**STATED EXERCISE:** Filter the listing below, copying every line in which the word "What" appears.

[Some records]
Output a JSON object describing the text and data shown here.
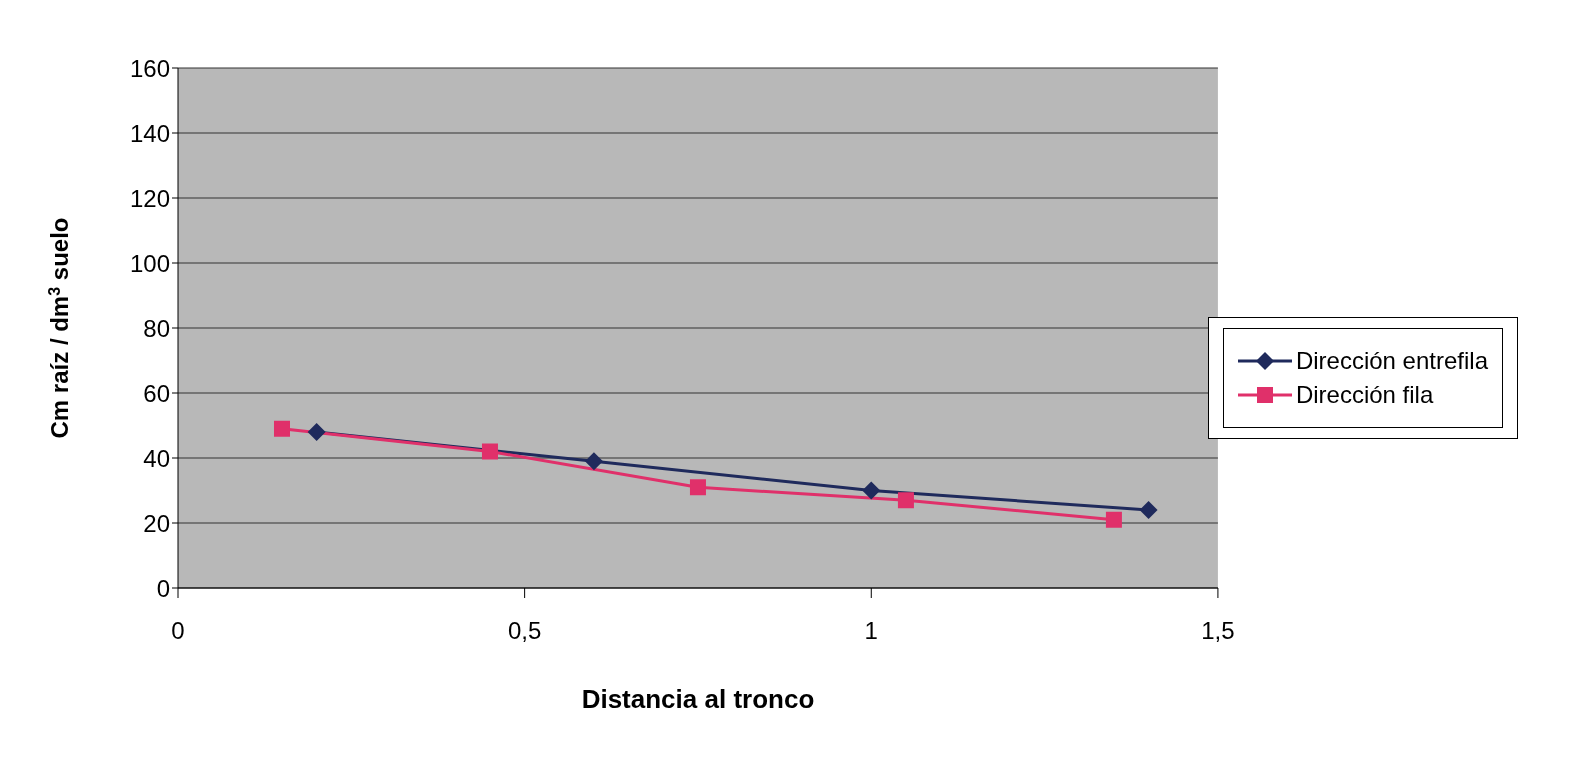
{
  "chart_data": {
    "type": "line",
    "xlabel": "Distancia al tronco",
    "ylabel": "Cm raíz / dm$^{3}$ suelo",
    "xlim": [
      0,
      1.5
    ],
    "xticks": [
      0,
      {
        "value": 0.5,
        "label": "0,5"
      },
      1,
      {
        "value": 1.5,
        "label": "1,5"
      }
    ],
    "ylim": [
      0,
      160
    ],
    "yticks": [
      0,
      20,
      40,
      60,
      80,
      100,
      120,
      140,
      160
    ],
    "grid": "y",
    "legend": "right",
    "line_style": "solid",
    "series": [
      {
        "name": "Dirección entrefila",
        "color": "#1f2a5c",
        "marker": "diamond",
        "x": [
          0.2,
          0.6,
          1.0,
          1.4
        ],
        "values": [
          48,
          39,
          30,
          24
        ]
      },
      {
        "name": "Dirección fila",
        "color": "#e0306a",
        "marker": "square",
        "x": [
          0.15,
          0.45,
          0.75,
          1.05,
          1.35
        ],
        "values": [
          49,
          42,
          31,
          27,
          21
        ]
      }
    ]
  }
}
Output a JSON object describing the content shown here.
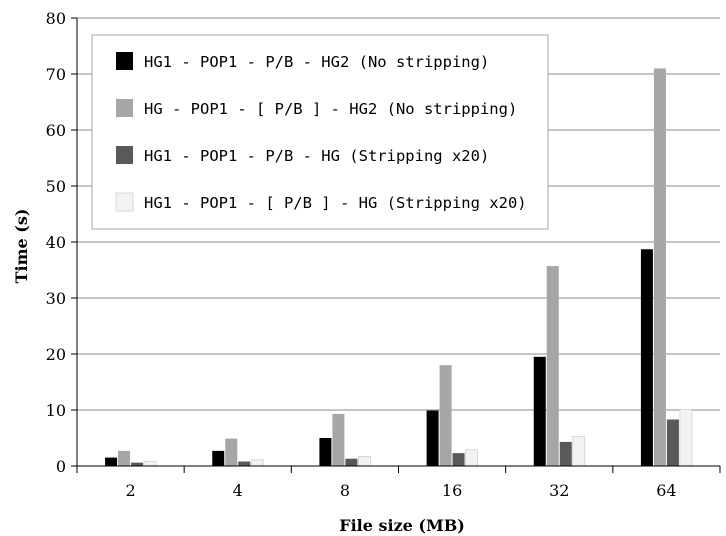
{
  "chart_data": {
    "type": "bar",
    "xlabel": "File size (MB)",
    "ylabel": "Time (s)",
    "ylim": [
      0,
      80
    ],
    "yticks": [
      0,
      10,
      20,
      30,
      40,
      50,
      60,
      70,
      80
    ],
    "categories": [
      "2",
      "4",
      "8",
      "16",
      "32",
      "64"
    ],
    "grid": "horizontal",
    "legend_position": "top-left",
    "series": [
      {
        "name": "HG1 - POP1 - P/B - HG2 (No stripping)",
        "color": "#000000",
        "values": [
          1.5,
          2.7,
          5.0,
          9.9,
          19.5,
          38.7
        ]
      },
      {
        "name": "HG - POP1 - [ P/B ] - HG2 (No stripping)",
        "color": "#a6a6a6",
        "values": [
          2.7,
          4.9,
          9.3,
          18.0,
          35.7,
          71.0
        ]
      },
      {
        "name": "HG1 - POP1 - P/B - HG (Stripping x20)",
        "color": "#595959",
        "values": [
          0.6,
          0.8,
          1.3,
          2.3,
          4.3,
          8.3
        ]
      },
      {
        "name": "HG1 - POP1 - [ P/B ] - HG (Stripping x20)",
        "color": "#f2f2f2",
        "values": [
          0.8,
          1.1,
          1.7,
          2.9,
          5.3,
          10.1
        ]
      }
    ]
  }
}
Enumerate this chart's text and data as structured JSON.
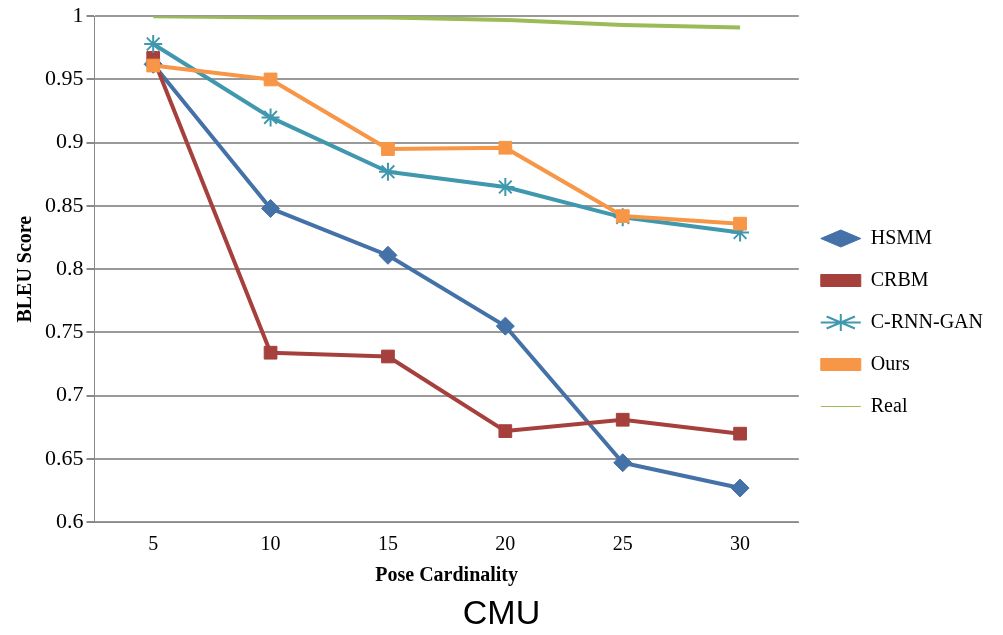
{
  "chart_data": {
    "type": "line",
    "title": "CMU",
    "xlabel": "Pose Cardinality",
    "ylabel": "BLEU Score",
    "categories": [
      "5",
      "10",
      "15",
      "20",
      "25",
      "30"
    ],
    "series": [
      {
        "name": "HSMM",
        "color": "#4472a8",
        "marker": "diamond",
        "values": [
          0.962,
          0.848,
          0.811,
          0.755,
          0.647,
          0.627
        ]
      },
      {
        "name": "CRBM",
        "color": "#a5403d",
        "marker": "square",
        "values": [
          0.967,
          0.734,
          0.731,
          0.672,
          0.681,
          0.67
        ]
      },
      {
        "name": "C-RNN-GAN",
        "color": "#3f98ae",
        "marker": "cross",
        "values": [
          0.978,
          0.92,
          0.877,
          0.865,
          0.841,
          0.829
        ]
      },
      {
        "name": "Ours",
        "color": "#f79646",
        "marker": "square",
        "values": [
          0.961,
          0.95,
          0.895,
          0.896,
          0.842,
          0.836
        ]
      },
      {
        "name": "Real",
        "color": "#9bbb59",
        "marker": "none",
        "values": [
          1.0,
          0.999,
          0.999,
          0.997,
          0.993,
          0.991
        ]
      }
    ],
    "ylim": [
      0.6,
      1
    ],
    "yticks": [
      0.6,
      0.65,
      0.7,
      0.75,
      0.8,
      0.85,
      0.9,
      0.95,
      1
    ],
    "grid": "y",
    "legend": "right"
  }
}
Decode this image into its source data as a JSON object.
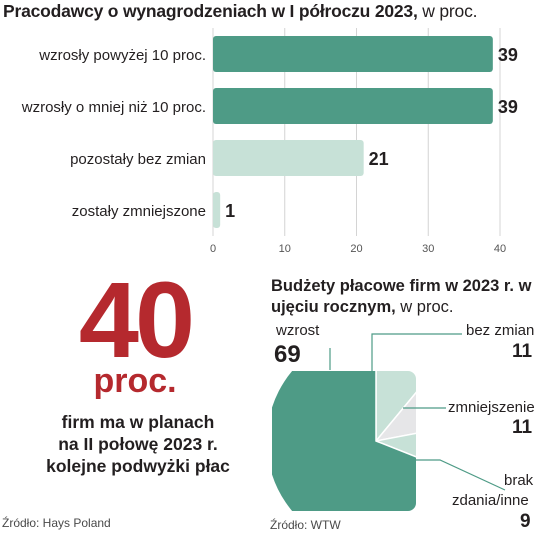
{
  "chart_data": [
    {
      "type": "bar",
      "orientation": "horizontal",
      "title": "Pracodawcy o wynagrodzeniach w I półroczu 2023,",
      "title_unit": "w proc.",
      "categories": [
        "wzrosły powyżej 10 proc.",
        "wzrosły o mniej niż 10 proc.",
        "pozostały bez zmian",
        "zostały zmniejszone"
      ],
      "values": [
        39,
        39,
        21,
        1
      ],
      "value_labels": [
        "39",
        "39",
        "21",
        "1"
      ],
      "bar_colors": [
        "#4e9b86",
        "#4e9b86",
        "#c7e1d7",
        "#c7e1d7"
      ],
      "xlim": [
        0,
        40
      ],
      "xticks": [
        "0",
        "10",
        "20",
        "30",
        "40"
      ],
      "grid": true,
      "source": "Źródło: Hays Poland"
    },
    {
      "type": "pie",
      "title": "Budżety płacowe firm w 2023 r. w ujęciu rocznym,",
      "title_unit": "w proc.",
      "labels": [
        "wzrost",
        "bez zmian",
        "zmniejszenie",
        "brak zdania/inne"
      ],
      "label_lines": [
        [
          "wzrost"
        ],
        [
          "bez zmian"
        ],
        [
          "zmniejszenie"
        ],
        [
          "brak",
          "zdania/inne"
        ]
      ],
      "values": [
        69,
        11,
        11,
        9
      ],
      "value_labels": [
        "69",
        "11",
        "11",
        "9"
      ],
      "colors": [
        "#4e9b86",
        "#c7e1d7",
        "#e6e6e8",
        "#c7e1d7"
      ],
      "source": "Źródło: WTW"
    }
  ],
  "highlight": {
    "number": "40",
    "unit": "proc.",
    "lines": [
      "firm ma w planach",
      "na II połowę 2023 r.",
      "kolejne podwyżki płac"
    ],
    "accent_color": "#b5292e"
  }
}
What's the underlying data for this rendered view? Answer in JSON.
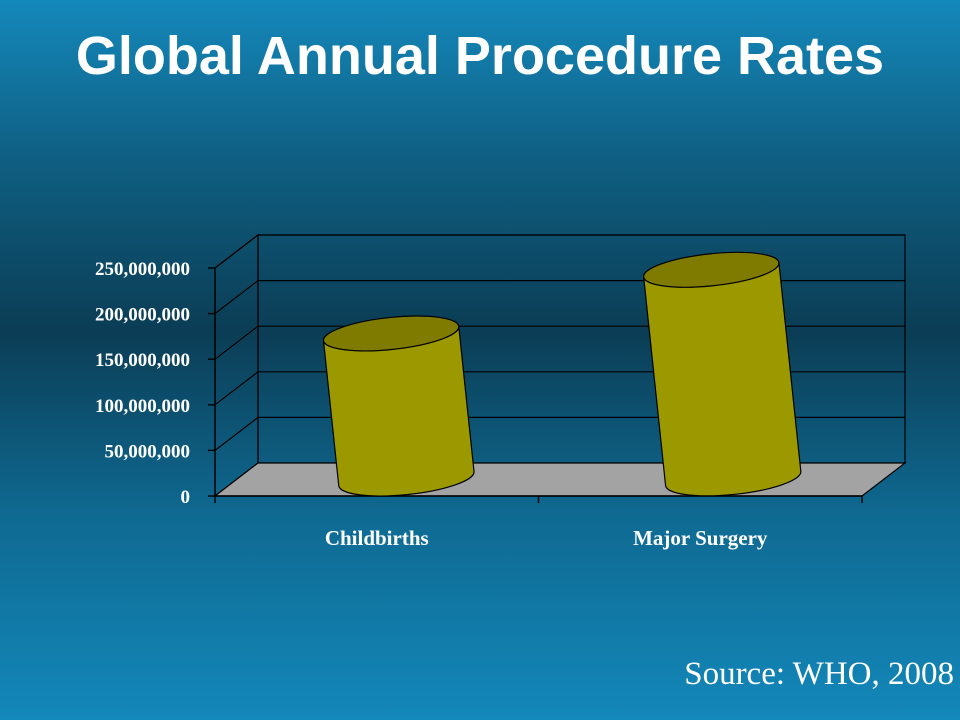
{
  "slide": {
    "title": "Global Annual Procedure Rates",
    "source": "Source:  WHO, 2008"
  },
  "colors": {
    "bar_side": "#9c9800",
    "bar_top": "#7f7b00",
    "floor": "#a3a3a3",
    "grid": "#000000"
  },
  "chart_data": {
    "type": "bar",
    "style": "3d-cylinder",
    "categories": [
      "Childbirths",
      "Major Surgery"
    ],
    "values": [
      160000000,
      230000000
    ],
    "ylim": [
      0,
      250000000
    ],
    "yticks": [
      0,
      50000000,
      100000000,
      150000000,
      200000000,
      250000000
    ],
    "ytick_labels": [
      "0",
      "50,000,000",
      "100,000,000",
      "150,000,000",
      "200,000,000",
      "250,000,000"
    ],
    "grid": true,
    "legend": "none"
  }
}
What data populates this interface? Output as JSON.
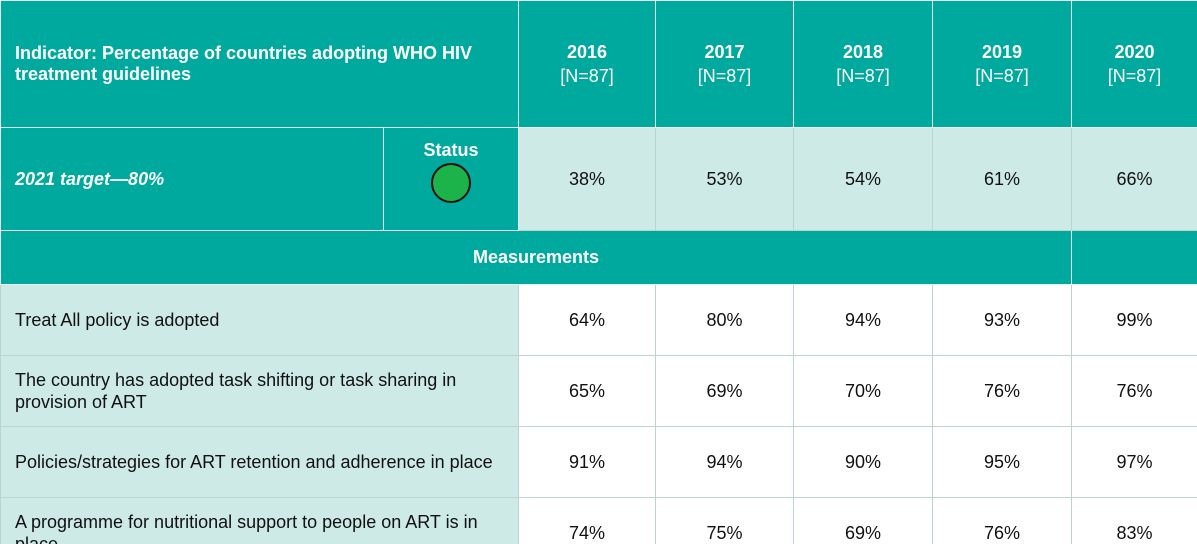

**SOLVED EXERCISE:**
What's the underlying data for this rendered view? Answer in JSON.
What data populates this interface? Output as JSON.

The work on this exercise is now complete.